» **SHORT TASK**
Where a line below holds the string "name", copy that line.

Entries from a visual dataset
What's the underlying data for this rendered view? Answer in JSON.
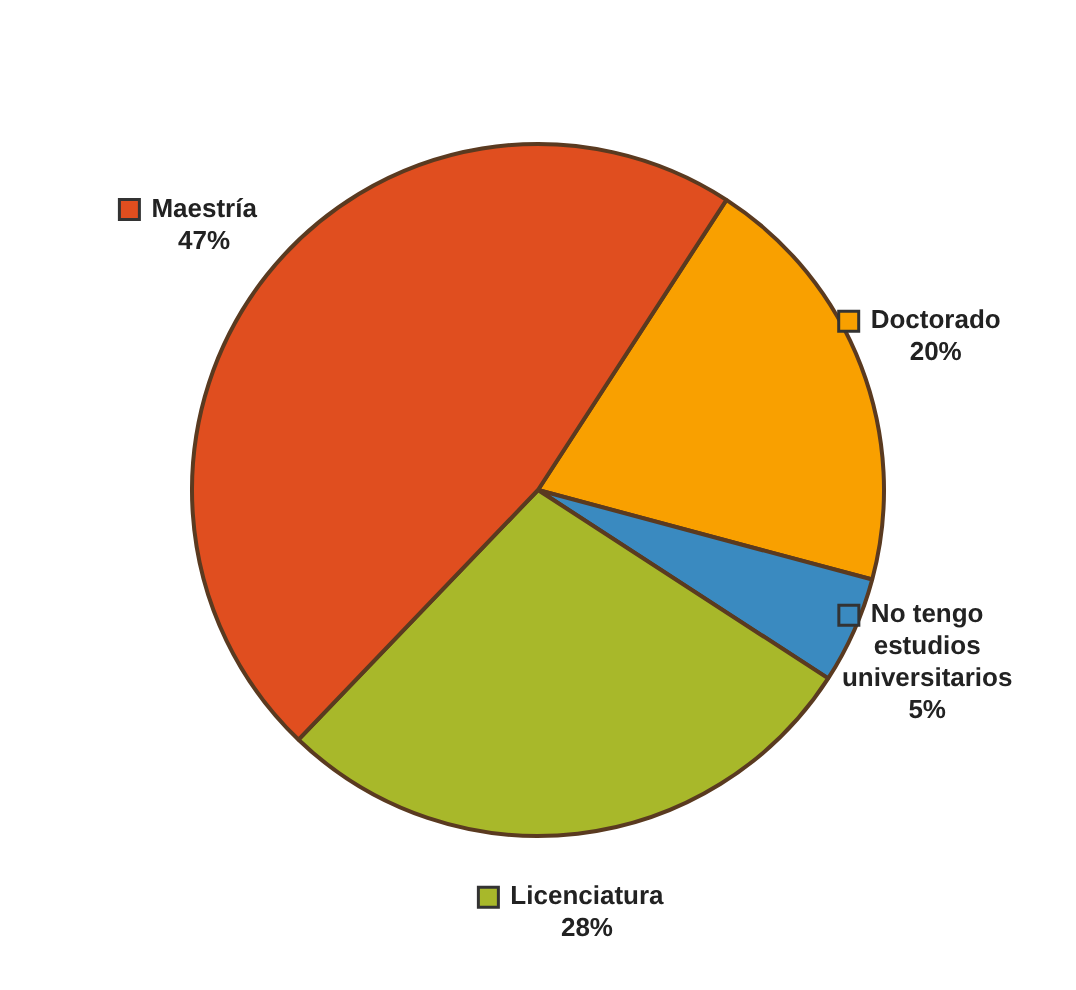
{
  "chart_data": {
    "type": "pie",
    "categories": [
      "Doctorado",
      "No tengo estudios universitarios",
      "Licenciatura",
      "Maestría"
    ],
    "values": [
      20,
      5,
      28,
      47
    ],
    "colors": [
      "#f9a000",
      "#3a8ac0",
      "#a8b82a",
      "#e04e1f"
    ],
    "value_labels": [
      "20%",
      "5%",
      "28%",
      "47%"
    ],
    "legend": "right"
  }
}
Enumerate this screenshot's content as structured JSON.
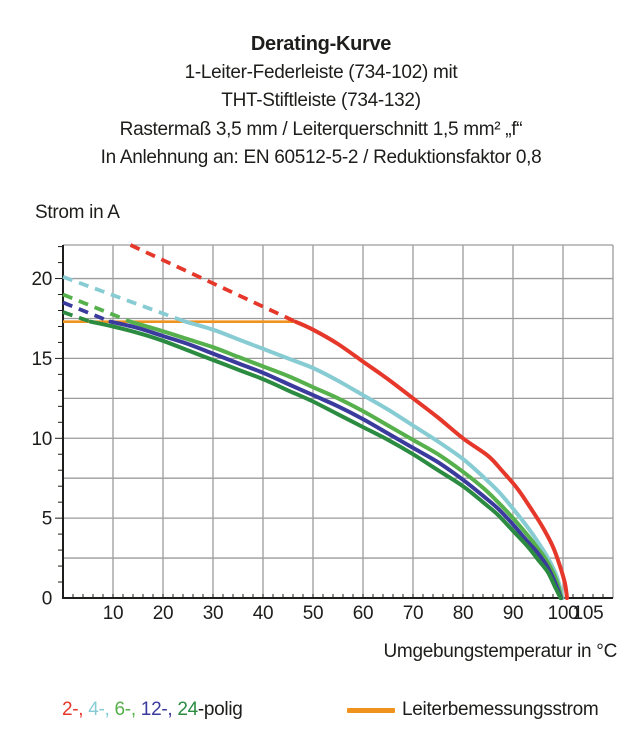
{
  "header": {
    "title": "Derating-Kurve",
    "subtitle_lines": [
      "1-Leiter-Federleiste (734-102) mit",
      "THT-Stiftleiste (734-132)",
      "Rastermaß 3,5 mm / Leiterquerschnitt 1,5 mm² „f“",
      "In Anlehnung an: EN 60512-5-2 / Reduktionsfaktor 0,8"
    ]
  },
  "chart": {
    "y_axis_title": "Strom in A",
    "x_axis_title": "Umgebungstemperatur in °C"
  },
  "chart_data": {
    "type": "line",
    "xlabel": "Umgebungstemperatur in °C",
    "ylabel": "Strom in A",
    "xlim": [
      0,
      110
    ],
    "ylim": [
      0,
      22.1
    ],
    "x_tick_labels": [
      10,
      20,
      30,
      40,
      50,
      60,
      70,
      80,
      90,
      100,
      105
    ],
    "y_tick_labels": [
      0,
      5,
      10,
      15,
      20
    ],
    "minor_tick_step_x": 2,
    "minor_tick_step_y": 1,
    "grid": {
      "visible": true,
      "x_step": 10,
      "y_step": 2.5,
      "color": "#9c9c9c"
    },
    "axis_color": "#1d1d1b",
    "reference_line": {
      "label": "Leiterbemessungsstrom",
      "y": 17.3,
      "x_start": 0,
      "x_end": 46.5,
      "color": "#f0931e"
    },
    "series": [
      {
        "name": "2-polig",
        "color": "#e6372b",
        "dashed_above_rating": [
          [
            13.5,
            22.1
          ],
          [
            46.5,
            17.3
          ]
        ],
        "solid": [
          [
            46.5,
            17.3
          ],
          [
            50,
            16.8
          ],
          [
            55,
            15.9
          ],
          [
            60,
            14.8
          ],
          [
            65,
            13.7
          ],
          [
            70,
            12.5
          ],
          [
            75,
            11.3
          ],
          [
            80,
            10.0
          ],
          [
            85,
            8.9
          ],
          [
            88,
            7.9
          ],
          [
            91,
            6.8
          ],
          [
            94,
            5.4
          ],
          [
            96,
            4.4
          ],
          [
            98,
            3.2
          ],
          [
            99.5,
            1.9
          ],
          [
            100.4,
            0.9
          ],
          [
            100.8,
            0
          ]
        ]
      },
      {
        "name": "4-polig",
        "color": "#88ccd3",
        "dashed_above_rating": [
          [
            0,
            20.1
          ],
          [
            24.5,
            17.3
          ]
        ],
        "solid": [
          [
            24.5,
            17.3
          ],
          [
            30,
            16.8
          ],
          [
            35,
            16.2
          ],
          [
            40,
            15.6
          ],
          [
            45,
            15.0
          ],
          [
            50,
            14.4
          ],
          [
            55,
            13.6
          ],
          [
            60,
            12.7
          ],
          [
            65,
            11.8
          ],
          [
            70,
            10.8
          ],
          [
            75,
            9.8
          ],
          [
            80,
            8.7
          ],
          [
            84,
            7.6
          ],
          [
            87,
            6.7
          ],
          [
            90,
            5.6
          ],
          [
            93,
            4.4
          ],
          [
            95,
            3.5
          ],
          [
            97,
            2.5
          ],
          [
            98.8,
            1.3
          ],
          [
            99.9,
            0
          ]
        ]
      },
      {
        "name": "6-polig",
        "color": "#56b04b",
        "dashed_above_rating": [
          [
            0,
            19.0
          ],
          [
            13.5,
            17.3
          ]
        ],
        "solid": [
          [
            13.5,
            17.3
          ],
          [
            20,
            16.7
          ],
          [
            25,
            16.2
          ],
          [
            30,
            15.7
          ],
          [
            35,
            15.1
          ],
          [
            40,
            14.5
          ],
          [
            45,
            13.9
          ],
          [
            50,
            13.2
          ],
          [
            55,
            12.5
          ],
          [
            60,
            11.7
          ],
          [
            65,
            10.8
          ],
          [
            70,
            9.9
          ],
          [
            75,
            9.0
          ],
          [
            80,
            7.9
          ],
          [
            84,
            6.9
          ],
          [
            87,
            6.0
          ],
          [
            90,
            5.0
          ],
          [
            93,
            3.9
          ],
          [
            95,
            3.1
          ],
          [
            97,
            2.2
          ],
          [
            98.7,
            1.1
          ],
          [
            99.7,
            0
          ]
        ]
      },
      {
        "name": "12-polig",
        "color": "#3b3a9d",
        "dashed_above_rating": [
          [
            0,
            18.5
          ],
          [
            9.5,
            17.3
          ]
        ],
        "solid": [
          [
            9.5,
            17.3
          ],
          [
            15,
            16.9
          ],
          [
            20,
            16.4
          ],
          [
            25,
            15.9
          ],
          [
            30,
            15.3
          ],
          [
            35,
            14.7
          ],
          [
            40,
            14.1
          ],
          [
            45,
            13.4
          ],
          [
            50,
            12.7
          ],
          [
            55,
            12.0
          ],
          [
            60,
            11.2
          ],
          [
            65,
            10.3
          ],
          [
            70,
            9.4
          ],
          [
            75,
            8.5
          ],
          [
            80,
            7.4
          ],
          [
            84,
            6.4
          ],
          [
            87,
            5.6
          ],
          [
            90,
            4.6
          ],
          [
            93,
            3.5
          ],
          [
            95,
            2.8
          ],
          [
            97,
            1.9
          ],
          [
            98.5,
            0.9
          ],
          [
            99.6,
            0
          ]
        ]
      },
      {
        "name": "24-polig",
        "color": "#2b8b41",
        "dashed_above_rating": [
          [
            0,
            17.9
          ],
          [
            5.5,
            17.3
          ]
        ],
        "solid": [
          [
            5.5,
            17.3
          ],
          [
            10,
            17.0
          ],
          [
            15,
            16.6
          ],
          [
            20,
            16.1
          ],
          [
            25,
            15.5
          ],
          [
            30,
            14.9
          ],
          [
            35,
            14.3
          ],
          [
            40,
            13.7
          ],
          [
            45,
            13.0
          ],
          [
            50,
            12.3
          ],
          [
            55,
            11.5
          ],
          [
            60,
            10.7
          ],
          [
            65,
            9.9
          ],
          [
            70,
            9.0
          ],
          [
            75,
            8.0
          ],
          [
            80,
            7.0
          ],
          [
            84,
            6.0
          ],
          [
            87,
            5.2
          ],
          [
            90,
            4.2
          ],
          [
            93,
            3.2
          ],
          [
            95,
            2.4
          ],
          [
            97,
            1.6
          ],
          [
            98.4,
            0.7
          ],
          [
            99.5,
            0
          ]
        ]
      }
    ]
  },
  "legend": {
    "poles_segments": [
      {
        "text": "2-, ",
        "color": "#e6372b"
      },
      {
        "text": "4-, ",
        "color": "#88ccd3"
      },
      {
        "text": "6-, ",
        "color": "#56b04b"
      },
      {
        "text": "12-, ",
        "color": "#3b3a9d"
      },
      {
        "text": "24",
        "color": "#2b8b41"
      },
      {
        "text": "-polig",
        "color": "#1d1d1b"
      }
    ],
    "reference_label": "Leiterbemessungsstrom"
  }
}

» **RESPONSE TO THIS TASK**
        "name": "2-polig",
        "name": "4-polig",
        "name": "6-polig",
        "name": "12-polig",
        "name": "24-polig",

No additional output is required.